Your task is to copy the lines from the line containing "What does this" through the end of the listing below, both included, without any pictures.
##############################
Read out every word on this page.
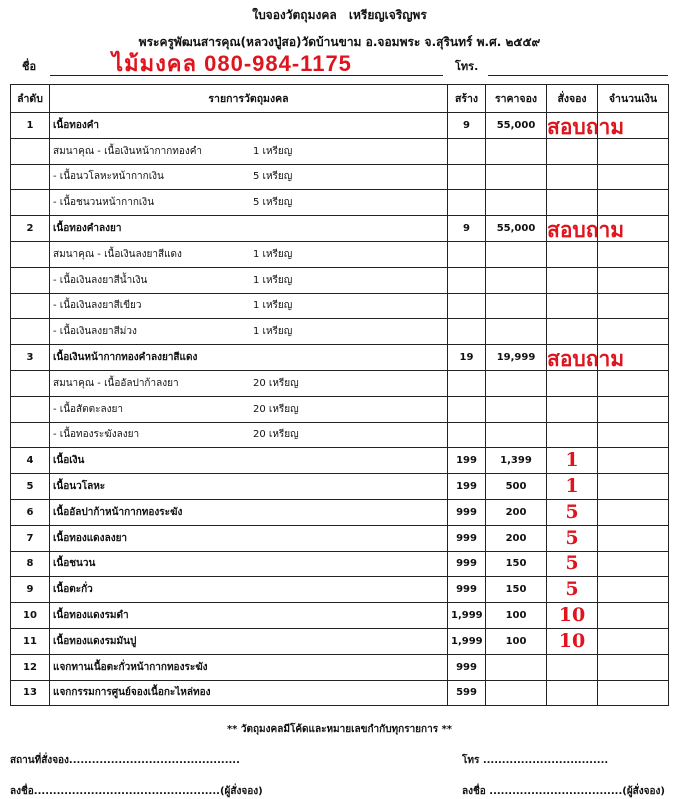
ใบจองวัตถุมงคล เหรียญเจริญพร
พระครูพัฒนสารคุณ(หลวงปู่สอ)วัดบ้านขาม อ.จอมพระ จ.สุรินทร์ พ.ศ. ๒๕๕๙
ชื่อ	ไม้มงคล 080-984-1175	โทร.
ลำดับ	รายการวัตถุมงคล	สร้าง	ราคาจอง	สั่งจอง	จำนวนเงิน
1	เนื้อทองคำ	9	55,000	สอบถาม	

	สมนาคุณ - เนื้อเงินหน้ากากทองคำ 1 เหรียญ				

	- เนื้อนวโลหะหน้ากากเงิน 5 เหรียญ				

	- เนื้อชนวนหน้ากากเงิน 5 เหรียญ				

2	เนื้อทองคำลงยา	9	55,000	สอบถาม	

	สมนาคุณ - เนื้อเงินลงยาสีแดง 1 เหรียญ				

	- เนื้อเงินลงยาสีน้ำเงิน 1 เหรียญ				

	- เนื้อเงินลงยาสีเขียว 1 เหรียญ				

	- เนื้อเงินลงยาสีม่วง 1 เหรียญ				

3	เนื้อเงินหน้ากากทองคำลงยาสีแดง	19	19,999	สอบถาม	

	สมนาคุณ - เนื้ออัลปาก้าลงยา 20 เหรียญ				

	- เนื้อสัตตะลงยา 20 เหรียญ				

	- เนื้อทองระฆังลงยา 20 เหรียญ				

4	เนื้อเงิน	199	1,399	1	
5	เนื้อนวโลหะ	199	500	1	
6	เนื้ออัลปาก้าหน้ากากทองระฆัง	999	200	5	
7	เนื้อทองแดงลงยา	999	200	5	
8	เนื้อชนวน	999	150	5	
9	เนื้อตะกั่ว	999	150	5	
10	เนื้อทองแดงรมดำ	1,999	100	10	
11	เนื้อทองแดงรมมันปู	1,999	100	10	
12	แจกทานเนื้อตะกั่วหน้ากากทองระฆัง	999			
13	แจกกรรมการศูนย์จองเนื้อกะไหล่ทอง	599			
** วัตถุมงคลมีโค้ดและหมายเลขกำกับทุกรายการ **
สถานที่สั่งจอง.............................................	โทร .................................
ลงชื่อ.................................................(ผู้สั่งจอง)	ลงชื่อ ...................................(ผู้สั่งจอง)
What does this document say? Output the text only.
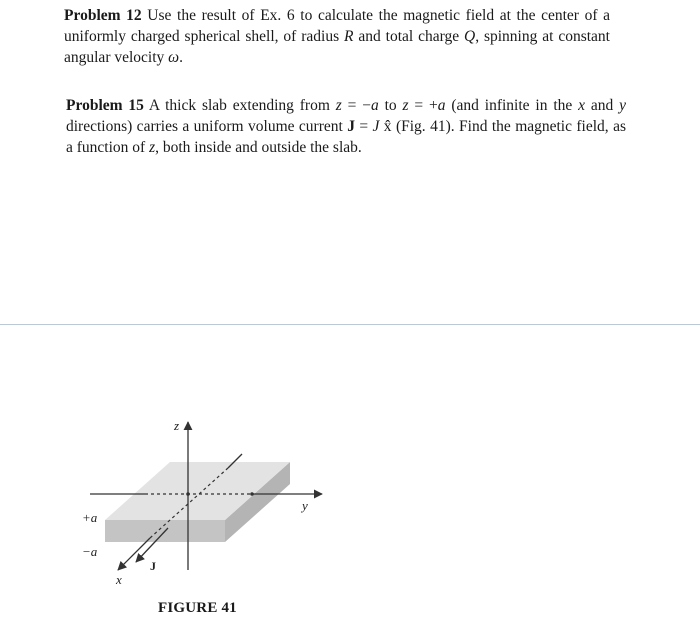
Problem 12 Use the result of Ex. 6 to calculate the magnetic field at the center of a uniformly charged spherical shell, of radius R and total charge Q, spinning at constant angular velocity ω.
Problem 15 A thick slab extending from z = −a to z = +a (and infinite in the x and y directions) carries a uniform volume current J = J x̂ (Fig. 41). Find the magnetic field, as a function of z, both inside and outside the slab.
z
y
x
J
+a
−a
FIGURE 41
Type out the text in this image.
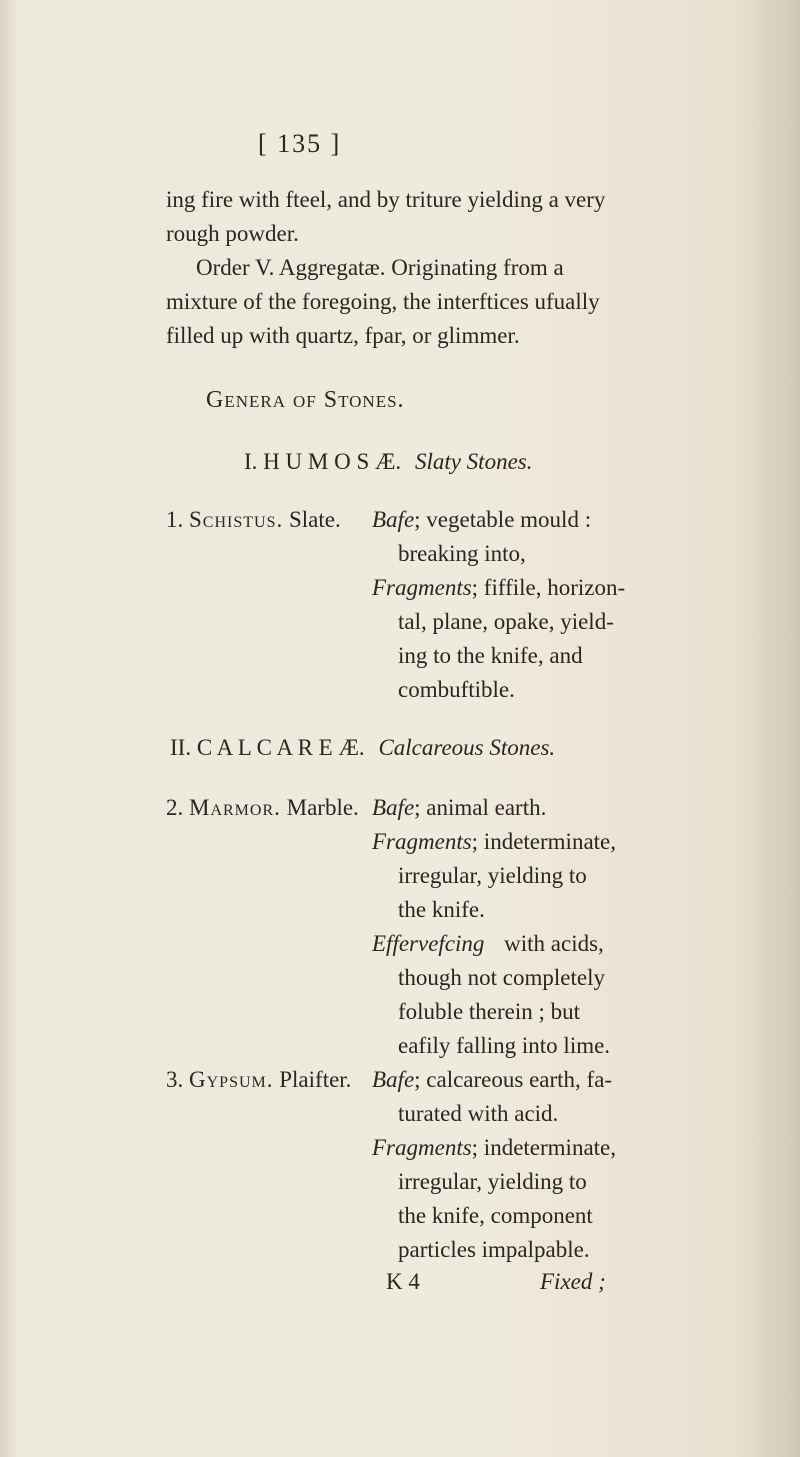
[ 135 ]
ing fire with fteel, and by triture yielding a very
rough powder.
Order V. Aggregatæ. Originating from a
mixture of the foregoing, the interftices ufually
filled up with quartz, fpar, or glimmer.
Genera of Stones.
I. H U M O S Æ. Slaty Stones.
1. Schistus. Slate. Bafe; vegetable mould :
breaking into,
Fragments; fiffile, horizon-
tal, plane, opake, yield-
ing to the knife, and
combuftible.
II. C A L C A R E Æ. Calcareous Stones.
2. Marmor. Marble. Bafe; animal earth.
Fragments; indeterminate,
irregular, yielding to
the knife.
Effervefcing with acids,
though not completely
foluble therein ; but
eafily falling into lime.
3. Gypsum. Plaifter. Bafe; calcareous earth, fa-
turated with acid.
Fragments; indeterminate,
irregular, yielding to
the knife, component
particles impalpable.
K 4	Fixed ;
##############################
The result:
What does this document say? Output the text only.
Problem 12 Use the result of Ex. 6 to calculate the magnetic field at the center of a uniformly charged spherical shell, of radius R and total charge Q, spinning at constant angular velocity ω.
Problem 15 A thick slab extending from z = −a to z = +a (and infinite in the x and y directions) carries a uniform volume current J = J x̂ (Fig. 41). Find the magnetic field, as a function of z, both inside and outside the slab.
z
y
x
J
+a
−a
FIGURE 41
Type out the text in this image.
[ 135 ]
ing fire with fteel, and by triture yielding a very
rough powder.
Order V. Aggregatæ. Originating from a
mixture of the foregoing, the interftices ufually
filled up with quartz, fpar, or glimmer.
Genera of Stones.
I. H U M O S Æ. Slaty Stones.
1. Schistus. Slate. Bafe; vegetable mould :
breaking into,
Fragments; fiffile, horizon-
tal, plane, opake, yield-
ing to the knife, and
combuftible.
II. C A L C A R E Æ. Calcareous Stones.
2. Marmor. Marble. Bafe; animal earth.
Fragments; indeterminate,
irregular, yielding to
the knife.
Effervefcing with acids,
though not completely
foluble therein ; but
eafily falling into lime.
3. Gypsum. Plaifter. Bafe; calcareous earth, fa-
turated with acid.
Fragments; indeterminate,
irregular, yielding to
the knife, component
particles impalpable.
K 4	Fixed ;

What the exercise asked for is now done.